» Stored items from a collection
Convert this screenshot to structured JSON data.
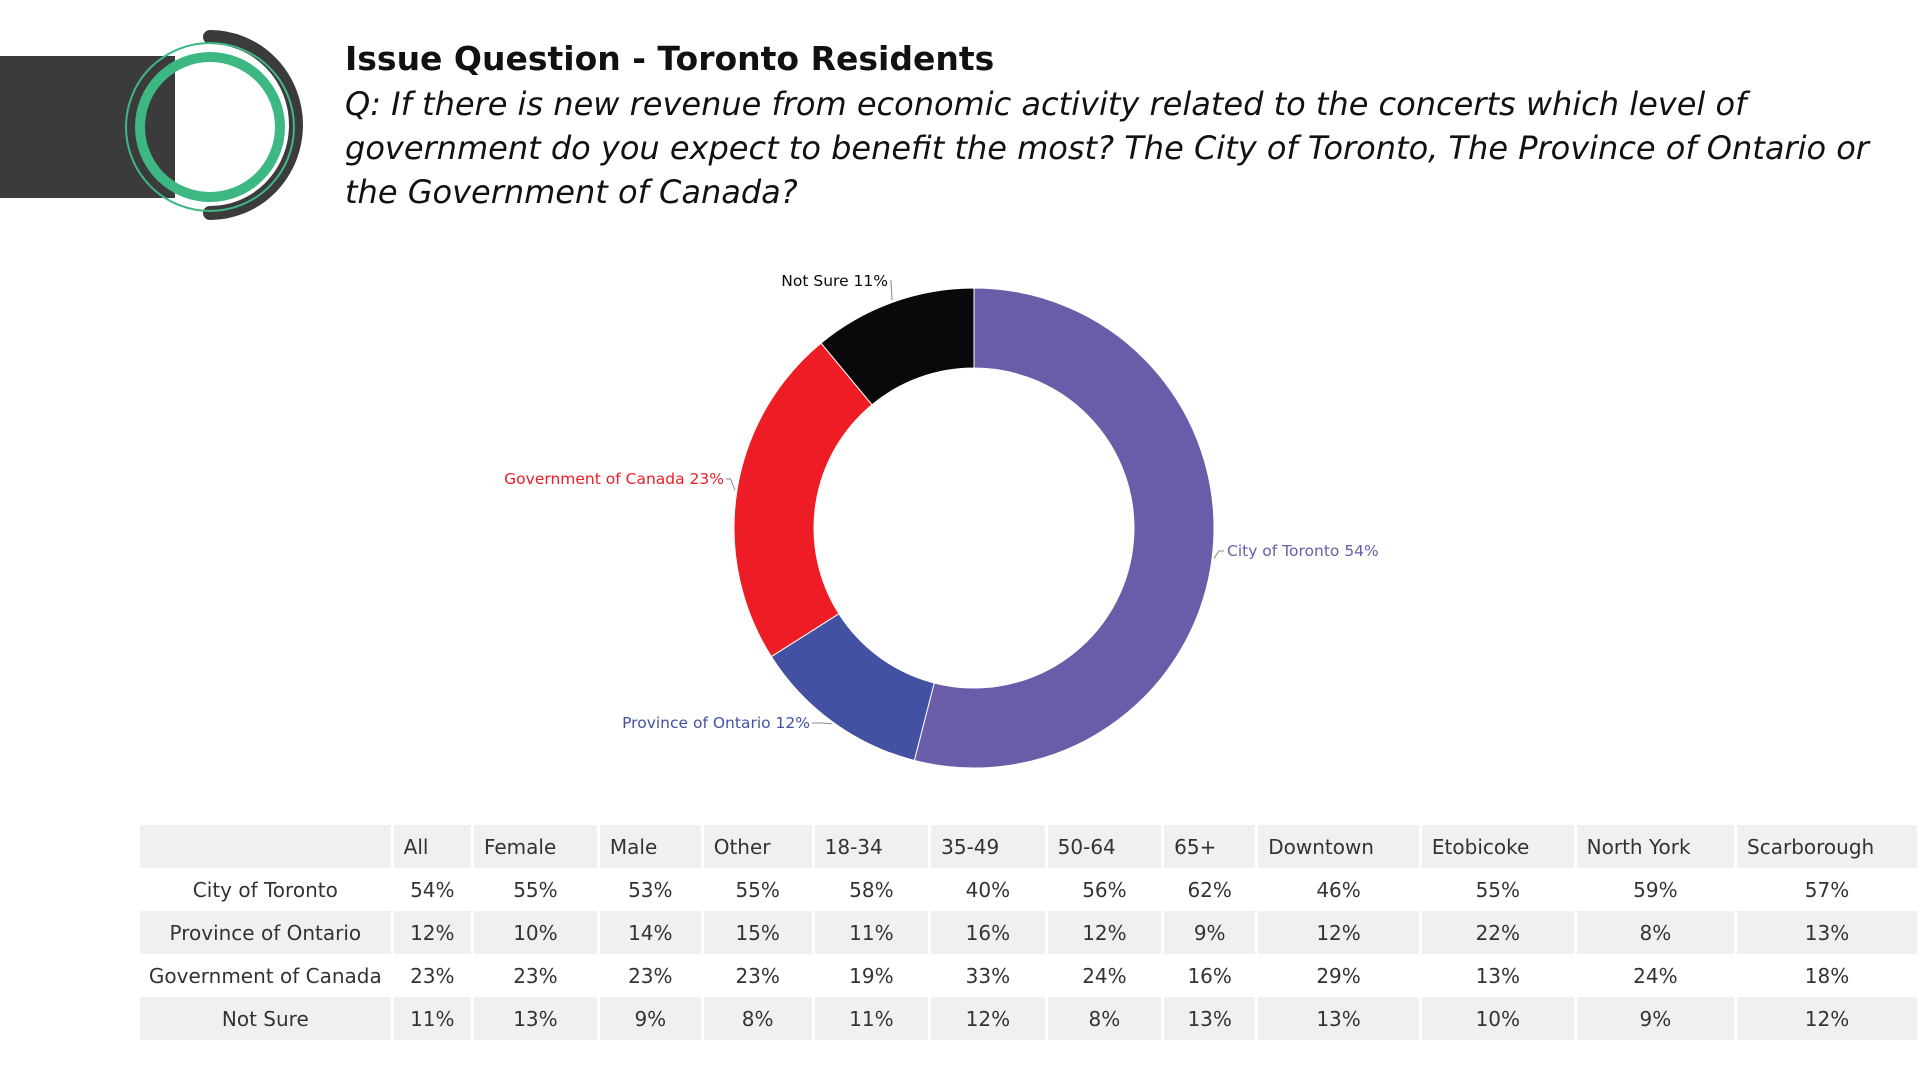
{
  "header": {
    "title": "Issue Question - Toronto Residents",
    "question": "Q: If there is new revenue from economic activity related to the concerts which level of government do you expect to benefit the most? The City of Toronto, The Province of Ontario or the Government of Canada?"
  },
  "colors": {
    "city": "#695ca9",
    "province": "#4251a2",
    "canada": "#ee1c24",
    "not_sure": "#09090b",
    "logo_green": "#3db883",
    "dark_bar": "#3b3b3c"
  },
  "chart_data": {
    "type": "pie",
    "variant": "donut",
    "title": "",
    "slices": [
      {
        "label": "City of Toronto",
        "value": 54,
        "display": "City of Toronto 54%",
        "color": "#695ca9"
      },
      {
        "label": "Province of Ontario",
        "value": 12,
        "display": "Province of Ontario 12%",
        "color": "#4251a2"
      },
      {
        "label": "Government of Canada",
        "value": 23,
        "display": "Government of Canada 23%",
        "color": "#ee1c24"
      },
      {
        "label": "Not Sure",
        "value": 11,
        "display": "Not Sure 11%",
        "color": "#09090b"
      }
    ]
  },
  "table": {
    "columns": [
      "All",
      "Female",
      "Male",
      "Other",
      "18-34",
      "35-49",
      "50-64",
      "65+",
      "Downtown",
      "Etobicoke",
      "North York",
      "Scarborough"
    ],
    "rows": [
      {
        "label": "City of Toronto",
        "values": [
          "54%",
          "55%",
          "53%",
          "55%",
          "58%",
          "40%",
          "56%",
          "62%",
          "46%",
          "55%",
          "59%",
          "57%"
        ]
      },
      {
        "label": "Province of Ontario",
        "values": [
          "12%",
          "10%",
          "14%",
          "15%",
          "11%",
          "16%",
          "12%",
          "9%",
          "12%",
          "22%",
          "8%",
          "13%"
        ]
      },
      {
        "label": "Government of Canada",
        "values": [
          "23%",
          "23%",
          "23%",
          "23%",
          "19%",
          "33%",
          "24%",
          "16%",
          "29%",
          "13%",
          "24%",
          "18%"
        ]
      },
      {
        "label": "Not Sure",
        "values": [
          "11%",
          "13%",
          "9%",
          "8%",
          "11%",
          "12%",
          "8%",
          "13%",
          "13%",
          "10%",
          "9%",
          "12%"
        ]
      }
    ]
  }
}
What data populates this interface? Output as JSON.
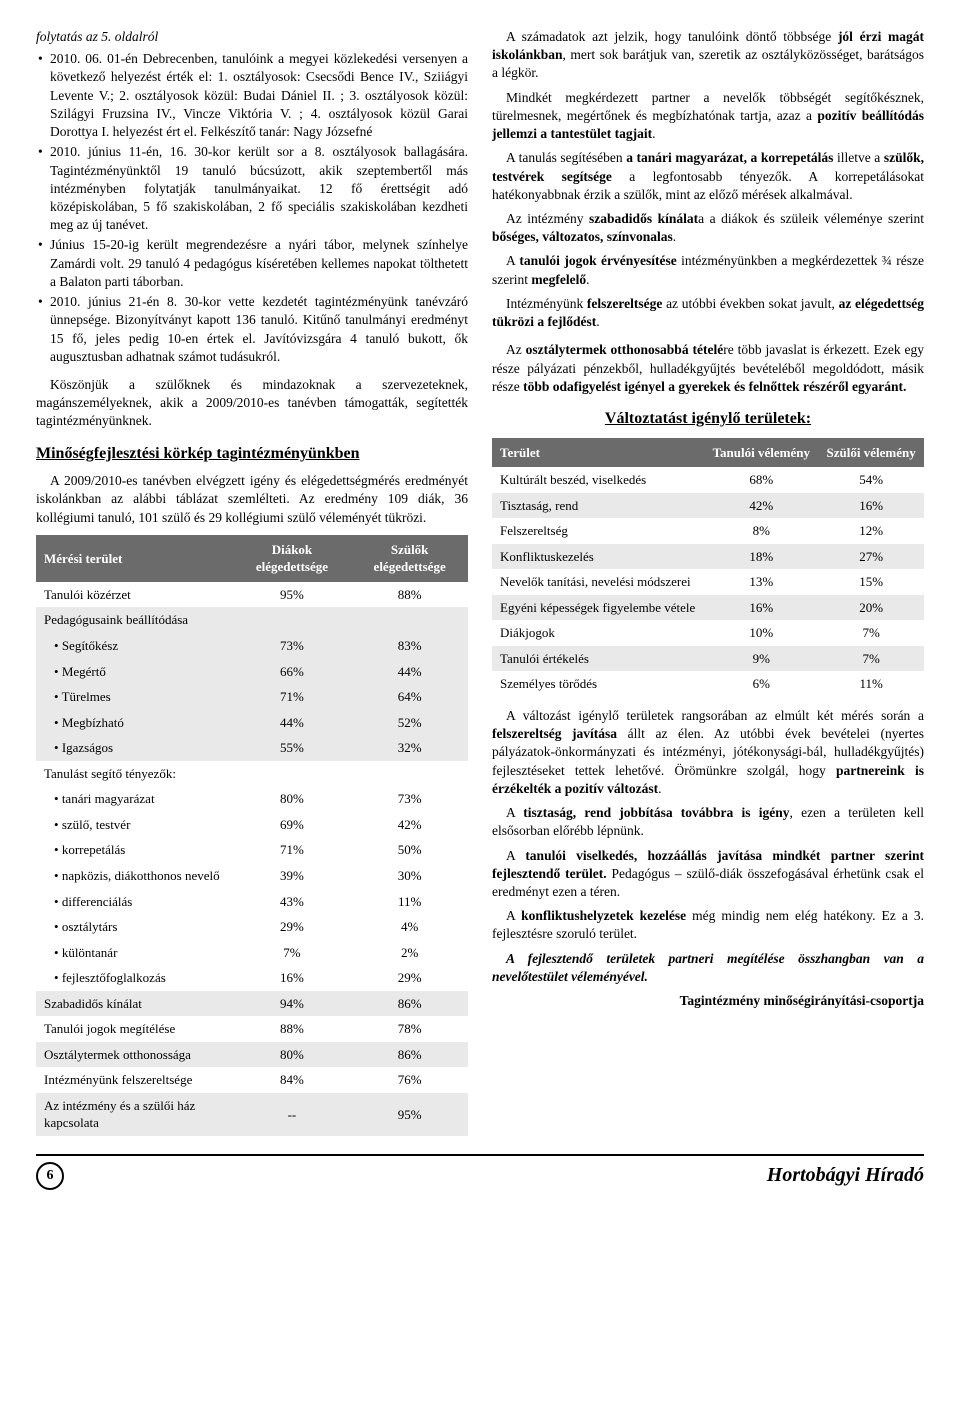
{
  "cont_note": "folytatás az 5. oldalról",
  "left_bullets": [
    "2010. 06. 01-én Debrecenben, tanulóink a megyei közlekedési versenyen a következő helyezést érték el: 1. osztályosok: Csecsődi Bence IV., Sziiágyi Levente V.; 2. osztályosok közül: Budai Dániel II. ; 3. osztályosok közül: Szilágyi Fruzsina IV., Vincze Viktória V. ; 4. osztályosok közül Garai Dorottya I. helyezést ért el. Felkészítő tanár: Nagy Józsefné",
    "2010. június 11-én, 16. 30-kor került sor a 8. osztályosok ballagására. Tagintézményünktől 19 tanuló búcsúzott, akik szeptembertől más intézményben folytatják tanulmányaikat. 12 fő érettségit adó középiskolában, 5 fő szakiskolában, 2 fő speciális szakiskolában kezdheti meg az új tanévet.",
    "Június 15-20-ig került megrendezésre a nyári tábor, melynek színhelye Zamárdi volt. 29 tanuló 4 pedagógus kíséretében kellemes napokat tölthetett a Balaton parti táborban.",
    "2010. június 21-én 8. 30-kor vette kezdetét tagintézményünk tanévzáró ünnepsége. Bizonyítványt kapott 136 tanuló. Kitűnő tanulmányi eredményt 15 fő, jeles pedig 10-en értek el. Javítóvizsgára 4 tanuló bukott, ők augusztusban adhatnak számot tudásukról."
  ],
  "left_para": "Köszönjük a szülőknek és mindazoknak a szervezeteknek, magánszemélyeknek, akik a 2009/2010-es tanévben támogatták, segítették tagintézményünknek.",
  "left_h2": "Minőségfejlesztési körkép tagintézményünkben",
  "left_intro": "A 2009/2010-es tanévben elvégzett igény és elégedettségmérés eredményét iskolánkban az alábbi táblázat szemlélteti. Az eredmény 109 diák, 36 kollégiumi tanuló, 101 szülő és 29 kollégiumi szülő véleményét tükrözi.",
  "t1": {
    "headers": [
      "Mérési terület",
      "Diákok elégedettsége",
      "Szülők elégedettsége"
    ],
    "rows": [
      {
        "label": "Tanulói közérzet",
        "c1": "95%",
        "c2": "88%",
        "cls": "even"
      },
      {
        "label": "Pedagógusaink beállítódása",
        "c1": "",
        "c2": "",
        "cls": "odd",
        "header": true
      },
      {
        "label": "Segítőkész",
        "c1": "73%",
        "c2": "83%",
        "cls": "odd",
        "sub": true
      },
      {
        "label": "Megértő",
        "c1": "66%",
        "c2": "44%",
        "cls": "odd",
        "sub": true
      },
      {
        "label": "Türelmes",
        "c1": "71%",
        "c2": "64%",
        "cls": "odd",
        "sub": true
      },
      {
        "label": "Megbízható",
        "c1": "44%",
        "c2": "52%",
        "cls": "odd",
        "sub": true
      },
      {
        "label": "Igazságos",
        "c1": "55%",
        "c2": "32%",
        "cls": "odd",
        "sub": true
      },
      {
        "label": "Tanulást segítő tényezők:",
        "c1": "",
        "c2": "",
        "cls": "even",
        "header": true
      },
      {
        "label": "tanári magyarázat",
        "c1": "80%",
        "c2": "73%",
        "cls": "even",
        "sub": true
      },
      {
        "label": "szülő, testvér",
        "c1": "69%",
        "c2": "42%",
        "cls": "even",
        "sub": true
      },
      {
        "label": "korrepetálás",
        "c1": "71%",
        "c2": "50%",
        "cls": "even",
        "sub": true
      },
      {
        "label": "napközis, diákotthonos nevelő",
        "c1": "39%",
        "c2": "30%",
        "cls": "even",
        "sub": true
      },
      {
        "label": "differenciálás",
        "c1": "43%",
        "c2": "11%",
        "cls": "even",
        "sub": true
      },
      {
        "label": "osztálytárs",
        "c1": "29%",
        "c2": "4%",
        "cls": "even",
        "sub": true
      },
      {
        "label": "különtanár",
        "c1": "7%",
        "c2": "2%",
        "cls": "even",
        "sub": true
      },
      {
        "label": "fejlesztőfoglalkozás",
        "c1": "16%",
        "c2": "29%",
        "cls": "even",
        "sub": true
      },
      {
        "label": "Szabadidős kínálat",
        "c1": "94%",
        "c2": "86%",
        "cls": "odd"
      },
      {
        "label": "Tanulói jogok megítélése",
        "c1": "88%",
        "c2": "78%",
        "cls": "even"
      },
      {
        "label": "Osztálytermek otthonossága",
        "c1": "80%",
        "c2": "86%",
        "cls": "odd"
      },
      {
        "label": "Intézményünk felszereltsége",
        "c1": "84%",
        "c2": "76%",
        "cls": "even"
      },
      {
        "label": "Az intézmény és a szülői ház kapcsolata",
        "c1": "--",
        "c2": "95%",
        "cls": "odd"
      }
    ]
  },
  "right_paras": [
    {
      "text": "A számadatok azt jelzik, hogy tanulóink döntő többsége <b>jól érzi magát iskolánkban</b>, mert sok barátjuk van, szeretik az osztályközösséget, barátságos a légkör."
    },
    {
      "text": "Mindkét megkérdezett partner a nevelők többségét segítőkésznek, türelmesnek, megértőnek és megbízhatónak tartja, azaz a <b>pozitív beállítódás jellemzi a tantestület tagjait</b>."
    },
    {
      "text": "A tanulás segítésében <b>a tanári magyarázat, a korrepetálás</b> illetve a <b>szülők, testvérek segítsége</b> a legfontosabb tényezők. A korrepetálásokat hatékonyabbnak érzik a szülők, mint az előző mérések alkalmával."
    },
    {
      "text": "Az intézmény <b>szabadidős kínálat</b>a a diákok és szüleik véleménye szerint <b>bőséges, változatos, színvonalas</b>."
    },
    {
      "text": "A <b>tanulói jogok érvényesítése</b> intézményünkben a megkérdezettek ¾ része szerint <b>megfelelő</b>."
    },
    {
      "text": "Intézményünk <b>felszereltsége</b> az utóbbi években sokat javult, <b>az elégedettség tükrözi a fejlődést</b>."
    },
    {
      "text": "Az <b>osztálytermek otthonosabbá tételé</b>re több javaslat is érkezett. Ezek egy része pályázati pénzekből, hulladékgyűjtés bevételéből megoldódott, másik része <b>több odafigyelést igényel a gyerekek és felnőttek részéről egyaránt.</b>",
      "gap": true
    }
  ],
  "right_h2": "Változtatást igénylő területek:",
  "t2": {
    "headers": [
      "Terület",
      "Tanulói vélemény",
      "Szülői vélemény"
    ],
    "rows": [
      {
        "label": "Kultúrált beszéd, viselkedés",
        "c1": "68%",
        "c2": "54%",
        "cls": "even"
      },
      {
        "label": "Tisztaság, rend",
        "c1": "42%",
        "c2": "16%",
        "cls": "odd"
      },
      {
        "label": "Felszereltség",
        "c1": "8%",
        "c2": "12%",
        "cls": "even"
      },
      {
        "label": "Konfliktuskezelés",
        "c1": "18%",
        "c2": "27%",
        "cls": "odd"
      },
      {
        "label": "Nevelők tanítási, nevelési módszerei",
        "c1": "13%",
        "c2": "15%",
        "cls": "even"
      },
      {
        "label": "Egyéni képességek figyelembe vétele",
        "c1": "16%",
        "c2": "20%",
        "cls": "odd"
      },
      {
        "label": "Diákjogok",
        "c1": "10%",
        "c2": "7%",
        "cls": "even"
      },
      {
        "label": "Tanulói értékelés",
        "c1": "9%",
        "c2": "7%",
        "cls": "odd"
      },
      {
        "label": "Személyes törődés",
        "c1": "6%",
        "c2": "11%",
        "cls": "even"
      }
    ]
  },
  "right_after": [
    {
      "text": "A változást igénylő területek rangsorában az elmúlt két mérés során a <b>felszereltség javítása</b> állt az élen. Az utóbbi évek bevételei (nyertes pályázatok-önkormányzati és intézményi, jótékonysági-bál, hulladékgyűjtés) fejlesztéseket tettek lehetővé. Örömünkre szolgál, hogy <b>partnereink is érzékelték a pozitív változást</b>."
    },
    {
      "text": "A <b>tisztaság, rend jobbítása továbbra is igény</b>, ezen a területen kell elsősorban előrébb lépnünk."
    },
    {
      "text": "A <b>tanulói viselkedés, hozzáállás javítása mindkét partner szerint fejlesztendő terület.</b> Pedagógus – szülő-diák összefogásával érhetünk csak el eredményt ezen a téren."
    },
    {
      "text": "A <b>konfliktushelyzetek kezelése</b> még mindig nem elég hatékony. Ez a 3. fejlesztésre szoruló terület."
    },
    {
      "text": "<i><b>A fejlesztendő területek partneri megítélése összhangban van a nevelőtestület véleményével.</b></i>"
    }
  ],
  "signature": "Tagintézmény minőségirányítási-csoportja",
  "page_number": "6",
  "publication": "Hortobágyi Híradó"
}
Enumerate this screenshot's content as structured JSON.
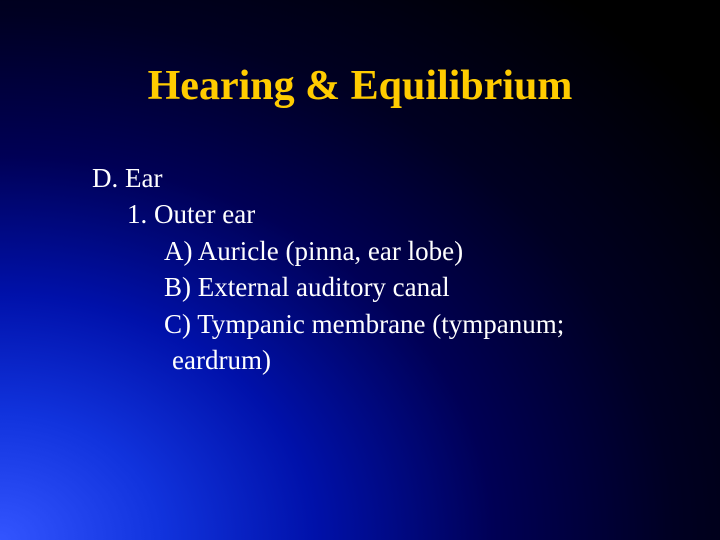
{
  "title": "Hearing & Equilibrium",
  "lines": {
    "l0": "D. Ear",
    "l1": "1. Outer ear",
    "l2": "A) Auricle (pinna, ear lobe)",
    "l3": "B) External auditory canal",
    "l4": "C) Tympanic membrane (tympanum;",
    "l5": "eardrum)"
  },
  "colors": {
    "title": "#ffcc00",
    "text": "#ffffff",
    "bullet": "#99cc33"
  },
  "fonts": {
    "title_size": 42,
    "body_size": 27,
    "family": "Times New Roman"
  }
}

» Directions for this task
From the listing, copy each line containing the word "Government".

» Reply to the task
    "question": "Q: If there is new revenue from economic activity related to the concerts which level of government do you expect to benefit the most? The City of Toronto, The Province of Ontario or the Government of Canada?"
        "label": "Government of Canada",
        "display": "Government of Canada 23%",
        "label": "Government of Canada",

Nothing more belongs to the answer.